Copy each line below in which the string "velocidade" occurs.
Begin
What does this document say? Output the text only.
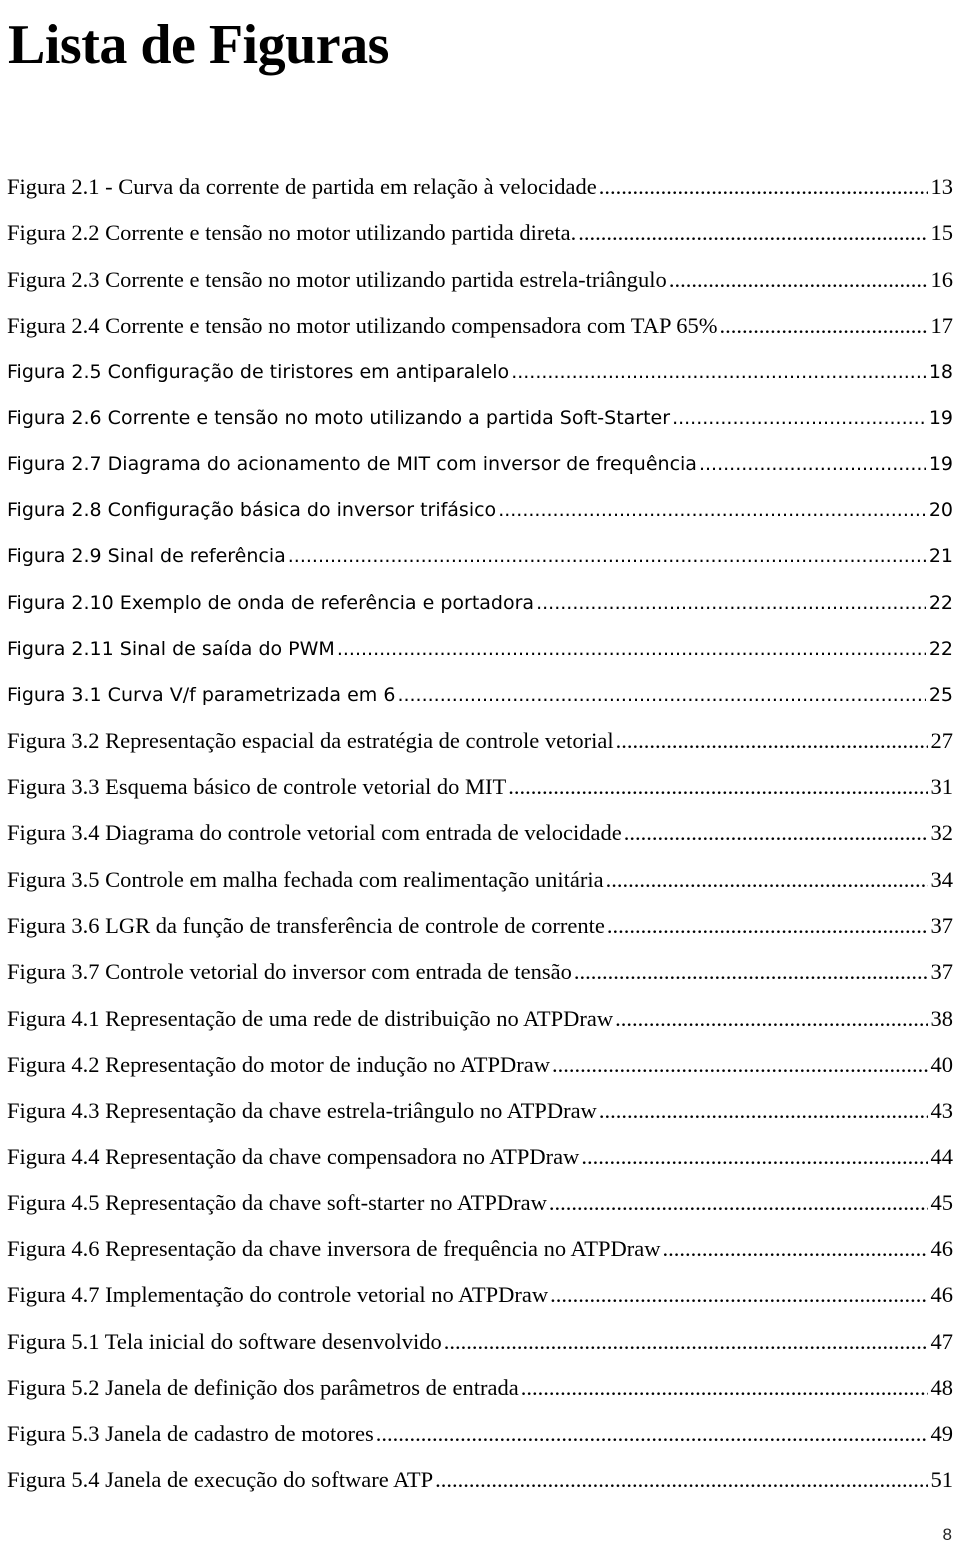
Lista de Figuras
Figura 2.1 - Curva da corrente de partida em relação à velocidade .....	13
Figura 2.2 Corrente e tensão no motor utilizando partida direta. .....	15
Figura 2.3 Corrente e tensão no motor utilizando partida estrela-triângulo .....	16
Figura 2.4 Corrente e tensão no motor utilizando compensadora com TAP 65% .....	17
Figura 2.5 Configuração de tiristores em antiparalelo .....	18
Figura 2.6 Corrente e tensão no moto utilizando a partida Soft-Starter .....	19
Figura 2.7 Diagrama do acionamento de MIT com inversor de frequência .....	19
Figura 2.8 Configuração básica do inversor trifásico .....	20
Figura 2.9 Sinal de referência .....	21
Figura 2.10 Exemplo de onda de referência e portadora .....	22
Figura 2.11 Sinal de saída do PWM .....	22
Figura 3.1 Curva V/f parametrizada em 6 .....	25
Figura 3.2 Representação espacial da estratégia de controle vetorial .....	27
Figura 3.3 Esquema básico de controle vetorial do MIT .....	31
Figura 3.4 Diagrama do controle vetorial com entrada de velocidade .....	32
Figura 3.5 Controle em malha fechada com realimentação unitária .....	34
Figura 3.6 LGR da função de transferência de controle de corrente .....	37
Figura 3.7 Controle vetorial do inversor com entrada de tensão .....	37
Figura 4.1 Representação de uma rede de distribuição no ATPDraw .....	38
Figura 4.2 Representação do motor de indução no ATPDraw .....	40
Figura 4.3 Representação da chave estrela-triângulo no ATPDraw .....	43
Figura 4.4 Representação da chave compensadora no ATPDraw .....	44
Figura 4.5 Representação da chave soft-starter no ATPDraw .....	45
Figura 4.6 Representação da chave inversora de frequência no ATPDraw .....	46
Figura 4.7 Implementação do controle vetorial no ATPDraw .....	46
Figura 5.1 Tela inicial do software desenvolvido .....	47
Figura 5.2 Janela de definição dos parâmetros de entrada .....	48
Figura 5.3 Janela de cadastro de motores .....	49
Figura 5.4 Janela de execução do software ATP .....	51
8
End
Result of this exercise:
Figura 2.1 - Curva da corrente de partida em relação à velocidade .....	13
Figura 3.4 Diagrama do controle vetorial com entrada de velocidade .....	32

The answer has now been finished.